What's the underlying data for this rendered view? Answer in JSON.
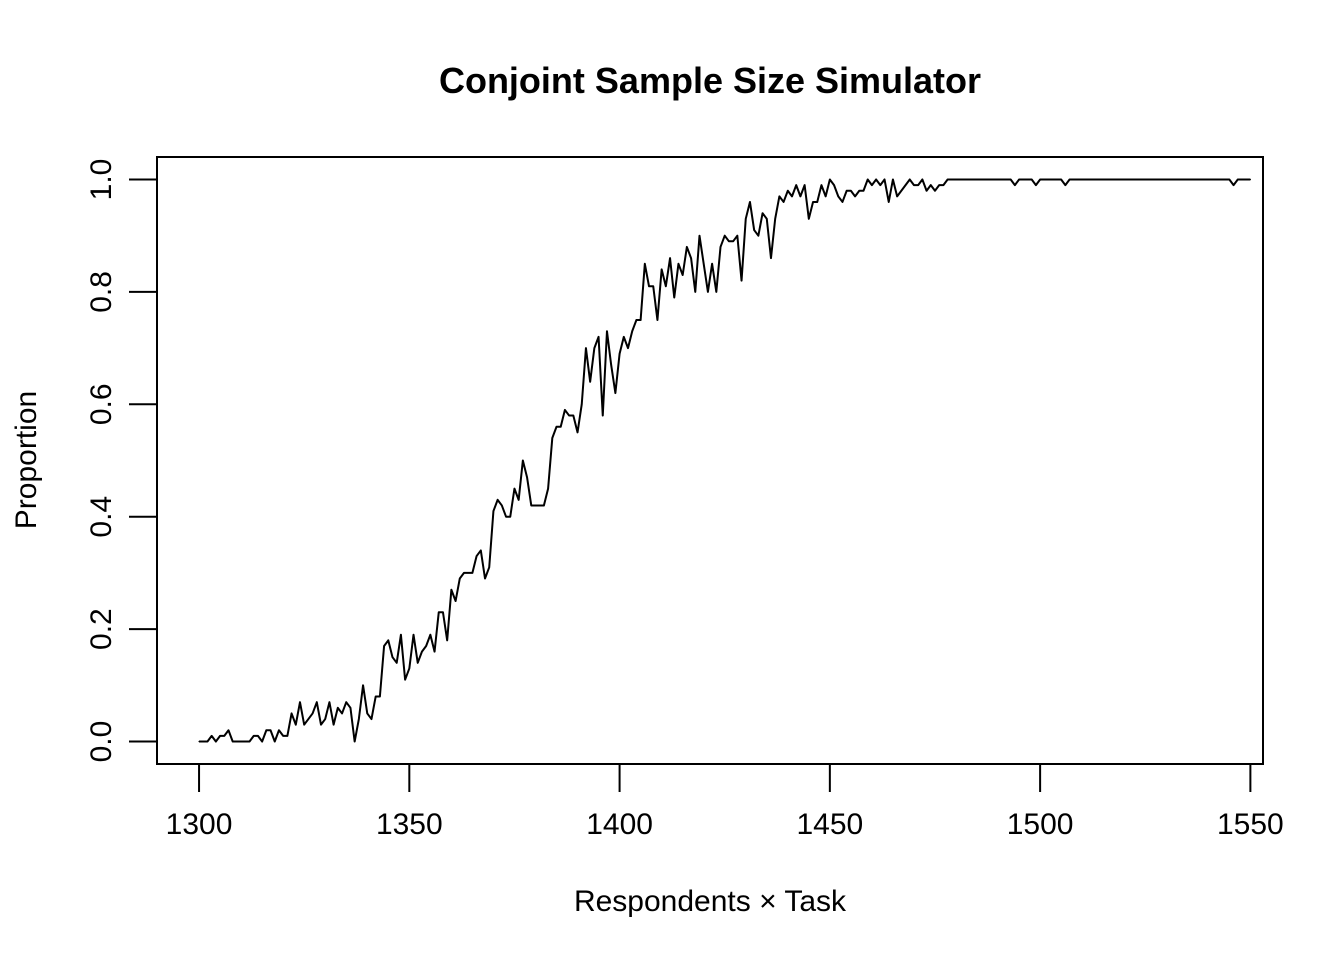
{
  "chart_data": {
    "type": "line",
    "title": "Conjoint Sample Size Simulator",
    "xlabel": "Respondents × Task",
    "ylabel": "Proportion",
    "xlim": [
      1290,
      1553
    ],
    "ylim": [
      -0.04,
      1.04
    ],
    "x_ticks": [
      1300,
      1350,
      1400,
      1450,
      1500,
      1550
    ],
    "y_ticks": [
      0.0,
      0.2,
      0.4,
      0.6,
      0.8,
      1.0
    ],
    "x_tick_labels": [
      "1300",
      "1350",
      "1400",
      "1450",
      "1500",
      "1550"
    ],
    "y_tick_labels": [
      "0.0",
      "0.2",
      "0.4",
      "0.6",
      "0.8",
      "1.0"
    ],
    "grid": false,
    "legend": "none",
    "line_color": "#000000",
    "series": [
      {
        "x_start": 1300,
        "x_step": 1,
        "values": [
          0.0,
          0.0,
          0.0,
          0.01,
          0.0,
          0.01,
          0.01,
          0.02,
          0.0,
          0.0,
          0.0,
          0.0,
          0.0,
          0.01,
          0.01,
          0.0,
          0.02,
          0.02,
          0.0,
          0.02,
          0.01,
          0.01,
          0.05,
          0.03,
          0.07,
          0.03,
          0.04,
          0.05,
          0.07,
          0.03,
          0.04,
          0.07,
          0.03,
          0.06,
          0.05,
          0.07,
          0.06,
          0.0,
          0.04,
          0.1,
          0.05,
          0.04,
          0.08,
          0.08,
          0.17,
          0.18,
          0.15,
          0.14,
          0.19,
          0.11,
          0.13,
          0.19,
          0.14,
          0.16,
          0.17,
          0.19,
          0.16,
          0.23,
          0.23,
          0.18,
          0.27,
          0.25,
          0.29,
          0.3,
          0.3,
          0.3,
          0.33,
          0.34,
          0.29,
          0.31,
          0.41,
          0.43,
          0.42,
          0.4,
          0.4,
          0.45,
          0.43,
          0.5,
          0.47,
          0.42,
          0.42,
          0.42,
          0.42,
          0.45,
          0.54,
          0.56,
          0.56,
          0.59,
          0.58,
          0.58,
          0.55,
          0.6,
          0.7,
          0.64,
          0.7,
          0.72,
          0.58,
          0.73,
          0.67,
          0.62,
          0.69,
          0.72,
          0.7,
          0.73,
          0.75,
          0.75,
          0.85,
          0.81,
          0.81,
          0.75,
          0.84,
          0.81,
          0.86,
          0.79,
          0.85,
          0.83,
          0.88,
          0.86,
          0.8,
          0.9,
          0.85,
          0.8,
          0.85,
          0.8,
          0.88,
          0.9,
          0.89,
          0.89,
          0.9,
          0.82,
          0.93,
          0.96,
          0.91,
          0.9,
          0.94,
          0.93,
          0.86,
          0.93,
          0.97,
          0.96,
          0.98,
          0.97,
          0.99,
          0.97,
          0.99,
          0.93,
          0.96,
          0.96,
          0.99,
          0.97,
          1.0,
          0.99,
          0.97,
          0.96,
          0.98,
          0.98,
          0.97,
          0.98,
          0.98,
          1.0,
          0.99,
          1.0,
          0.99,
          1.0,
          0.96,
          1.0,
          0.97,
          0.98,
          0.99,
          1.0,
          0.99,
          0.99,
          1.0,
          0.98,
          0.99,
          0.98,
          0.99,
          0.99,
          1.0,
          1.0,
          1.0,
          1.0,
          1.0,
          1.0,
          1.0,
          1.0,
          1.0,
          1.0,
          1.0,
          1.0,
          1.0,
          1.0,
          1.0,
          1.0,
          0.99,
          1.0,
          1.0,
          1.0,
          1.0,
          0.99,
          1.0,
          1.0,
          1.0,
          1.0,
          1.0,
          1.0,
          0.99,
          1.0,
          1.0,
          1.0,
          1.0,
          1.0,
          1.0,
          1.0,
          1.0,
          1.0,
          1.0,
          1.0,
          1.0,
          1.0,
          1.0,
          1.0,
          1.0,
          1.0,
          1.0,
          1.0,
          1.0,
          1.0,
          1.0,
          1.0,
          1.0,
          1.0,
          1.0,
          1.0,
          1.0,
          1.0,
          1.0,
          1.0,
          1.0,
          1.0,
          1.0,
          1.0,
          1.0,
          1.0,
          1.0,
          1.0,
          0.99,
          1.0,
          1.0,
          1.0,
          1.0
        ]
      }
    ]
  }
}
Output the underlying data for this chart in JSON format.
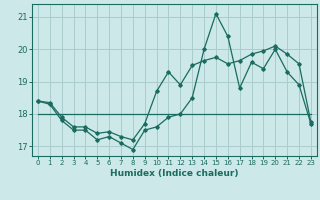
{
  "xlabel": "Humidex (Indice chaleur)",
  "bg_color": "#cce8e8",
  "line_color": "#1a6b60",
  "grid_color": "#aacccc",
  "xlim": [
    -0.5,
    23.5
  ],
  "ylim": [
    16.7,
    21.4
  ],
  "yticks": [
    17,
    18,
    19,
    20,
    21
  ],
  "xticks": [
    0,
    1,
    2,
    3,
    4,
    5,
    6,
    7,
    8,
    9,
    10,
    11,
    12,
    13,
    14,
    15,
    16,
    17,
    18,
    19,
    20,
    21,
    22,
    23
  ],
  "line1_x": [
    0,
    1,
    2,
    3,
    4,
    5,
    6,
    7,
    8,
    9,
    10,
    11,
    12,
    13,
    14,
    15,
    16,
    17,
    18,
    19,
    20,
    21,
    22,
    23
  ],
  "line1_y": [
    18.4,
    18.3,
    17.8,
    17.5,
    17.5,
    17.2,
    17.3,
    17.1,
    16.9,
    17.5,
    17.6,
    17.9,
    18.0,
    18.5,
    20.0,
    21.1,
    20.4,
    18.8,
    19.6,
    19.4,
    20.0,
    19.3,
    18.9,
    17.7
  ],
  "line2_x": [
    0,
    1,
    2,
    3,
    4,
    5,
    6,
    7,
    8,
    9,
    10,
    11,
    12,
    13,
    14,
    15,
    16,
    17,
    18,
    19,
    20,
    21,
    22,
    23
  ],
  "line2_y": [
    18.4,
    18.35,
    17.9,
    17.6,
    17.6,
    17.4,
    17.45,
    17.3,
    17.2,
    17.7,
    18.7,
    19.3,
    18.9,
    19.5,
    19.65,
    19.75,
    19.55,
    19.65,
    19.85,
    19.95,
    20.1,
    19.85,
    19.55,
    17.75
  ],
  "line3_x": [
    0,
    23
  ],
  "line3_y": [
    18.0,
    18.0
  ]
}
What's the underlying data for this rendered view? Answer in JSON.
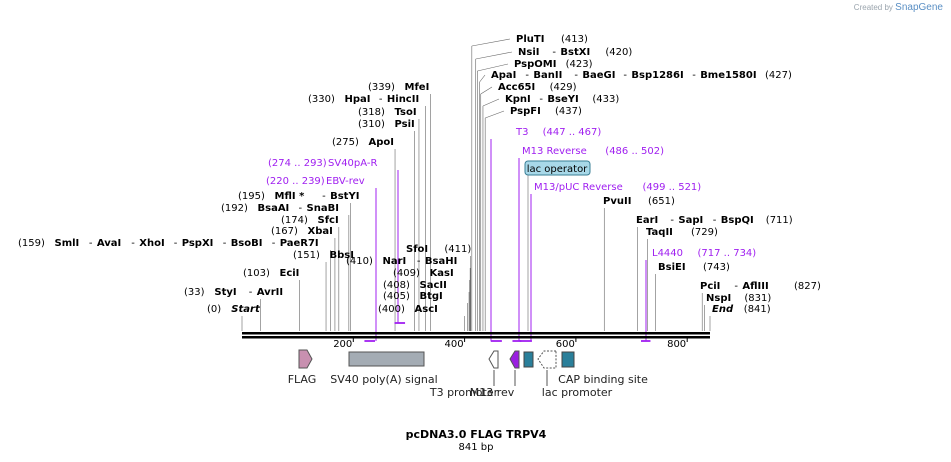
+ + + + +
--- WORK TO BE COMPLETED ---
Give back each entry exactly as it appears, with no pictures.

--- CORRECT RESPONSE ---
What's the underlying data for this rendered view? Answer in JSON.
{
  "chart_data": {
    "type": "line",
    "title": "Conjoint Sample Size Simulator",
    "xlabel": "Respondents × Task",
    "ylabel": "Proportion",
    "xlim": [
      1290,
      1553
    ],
    "ylim": [
      -0.04,
      1.04
    ],
    "x_ticks": [
      1300,
      1350,
      1400,
      1450,
      1500,
      1550
    ],
    "y_ticks": [
      0.0,
      0.2,
      0.4,
      0.6,
      0.8,
      1.0
    ],
    "x_tick_labels": [
      "1300",
      "1350",
      "1400",
      "1450",
      "1500",
      "1550"
    ],
    "y_tick_labels": [
      "0.0",
      "0.2",
      "0.4",
      "0.6",
      "0.8",
      "1.0"
    ],
    "grid": false,
    "legend": "none",
    "line_color": "#000000",
    "series": [
      {
        "x_start": 1300,
        "x_step": 1,
        "values": [
          0.0,
          0.0,
          0.0,
          0.01,
          0.0,
          0.01,
          0.01,
          0.02,
          0.0,
          0.0,
          0.0,
          0.0,
          0.0,
          0.01,
          0.01,
          0.0,
          0.02,
          0.02,
          0.0,
          0.02,
          0.01,
          0.01,
          0.05,
          0.03,
          0.07,
          0.03,
          0.04,
          0.05,
          0.07,
          0.03,
          0.04,
          0.07,
          0.03,
          0.06,
          0.05,
          0.07,
          0.06,
          0.0,
          0.04,
          0.1,
          0.05,
          0.04,
          0.08,
          0.08,
          0.17,
          0.18,
          0.15,
          0.14,
          0.19,
          0.11,
          0.13,
          0.19,
          0.14,
          0.16,
          0.17,
          0.19,
          0.16,
          0.23,
          0.23,
          0.18,
          0.27,
          0.25,
          0.29,
          0.3,
          0.3,
          0.3,
          0.33,
          0.34,
          0.29,
          0.31,
          0.41,
          0.43,
          0.42,
          0.4,
          0.4,
          0.45,
          0.43,
          0.5,
          0.47,
          0.42,
          0.42,
          0.42,
          0.42,
          0.45,
          0.54,
          0.56,
          0.56,
          0.59,
          0.58,
          0.58,
          0.55,
          0.6,
          0.7,
          0.64,
          0.7,
          0.72,
          0.58,
          0.73,
          0.67,
          0.62,
          0.69,
          0.72,
          0.7,
          0.73,
          0.75,
          0.75,
          0.85,
          0.81,
          0.81,
          0.75,
          0.84,
          0.81,
          0.86,
          0.79,
          0.85,
          0.83,
          0.88,
          0.86,
          0.8,
          0.9,
          0.85,
          0.8,
          0.85,
          0.8,
          0.88,
          0.9,
          0.89,
          0.89,
          0.9,
          0.82,
          0.93,
          0.96,
          0.91,
          0.9,
          0.94,
          0.93,
          0.86,
          0.93,
          0.97,
          0.96,
          0.98,
          0.97,
          0.99,
          0.97,
          0.99,
          0.93,
          0.96,
          0.96,
          0.99,
          0.97,
          1.0,
          0.99,
          0.97,
          0.96,
          0.98,
          0.98,
          0.97,
          0.98,
          0.98,
          1.0,
          0.99,
          1.0,
          0.99,
          1.0,
          0.96,
          1.0,
          0.97,
          0.98,
          0.99,
          1.0,
          0.99,
          0.99,
          1.0,
          0.98,
          0.99,
          0.98,
          0.99,
          0.99,
          1.0,
          1.0,
          1.0,
          1.0,
          1.0,
          1.0,
          1.0,
          1.0,
          1.0,
          1.0,
          1.0,
          1.0,
          1.0,
          1.0,
          1.0,
          1.0,
          0.99,
          1.0,
          1.0,
          1.0,
          1.0,
          0.99,
          1.0,
          1.0,
          1.0,
          1.0,
          1.0,
          1.0,
          0.99,
          1.0,
          1.0,
          1.0,
          1.0,
          1.0,
          1.0,
          1.0,
          1.0,
          1.0,
          1.0,
          1.0,
          1.0,
          1.0,
          1.0,
          1.0,
          1.0,
          1.0,
          1.0,
          1.0,
          1.0,
          1.0,
          1.0,
          1.0,
          1.0,
          1.0,
          1.0,
          1.0,
          1.0,
          1.0,
          1.0,
          1.0,
          1.0,
          1.0,
          1.0,
          1.0,
          1.0,
          1.0,
          1.0,
          1.0,
          0.99,
          1.0,
          1.0,
          1.0,
          1.0
        ]
      }
    ]
  }
}
Output the underlying data for this chart in JSON format.
{
  "xlabel": "Humidex (Indice chaleur)",
  "bg_color": "#cce8e8",
  "line_color": "#1a6b60",
  "grid_color": "#aacccc",
  "xlim": [
    -0.5,
    23.5
  ],
  "ylim": [
    16.7,
    21.4
  ],
  "yticks": [
    17,
    18,
    19,
    20,
    21
  ],
  "xticks": [
    0,
    1,
    2,
    3,
    4,
    5,
    6,
    7,
    8,
    9,
    10,
    11,
    12,
    13,
    14,
    15,
    16,
    17,
    18,
    19,
    20,
    21,
    22,
    23
  ],
  "line1_x": [
    0,
    1,
    2,
    3,
    4,
    5,
    6,
    7,
    8,
    9,
    10,
    11,
    12,
    13,
    14,
    15,
    16,
    17,
    18,
    19,
    20,
    21,
    22,
    23
  ],
  "line1_y": [
    18.4,
    18.3,
    17.8,
    17.5,
    17.5,
    17.2,
    17.3,
    17.1,
    16.9,
    17.5,
    17.6,
    17.9,
    18.0,
    18.5,
    20.0,
    21.1,
    20.4,
    18.8,
    19.6,
    19.4,
    20.0,
    19.3,
    18.9,
    17.7
  ],
  "line2_x": [
    0,
    1,
    2,
    3,
    4,
    5,
    6,
    7,
    8,
    9,
    10,
    11,
    12,
    13,
    14,
    15,
    16,
    17,
    18,
    19,
    20,
    21,
    22,
    23
  ],
  "line2_y": [
    18.4,
    18.35,
    17.9,
    17.6,
    17.6,
    17.4,
    17.45,
    17.3,
    17.2,
    17.7,
    18.7,
    19.3,
    18.9,
    19.5,
    19.65,
    19.75,
    19.55,
    19.65,
    19.85,
    19.95,
    20.1,
    19.85,
    19.55,
    17.75
  ],
  "line3_x": [
    0,
    23
  ],
  "line3_y": [
    18.0,
    18.0
  ]
}
What's the underlying data for this rendered view? Answer in JSON.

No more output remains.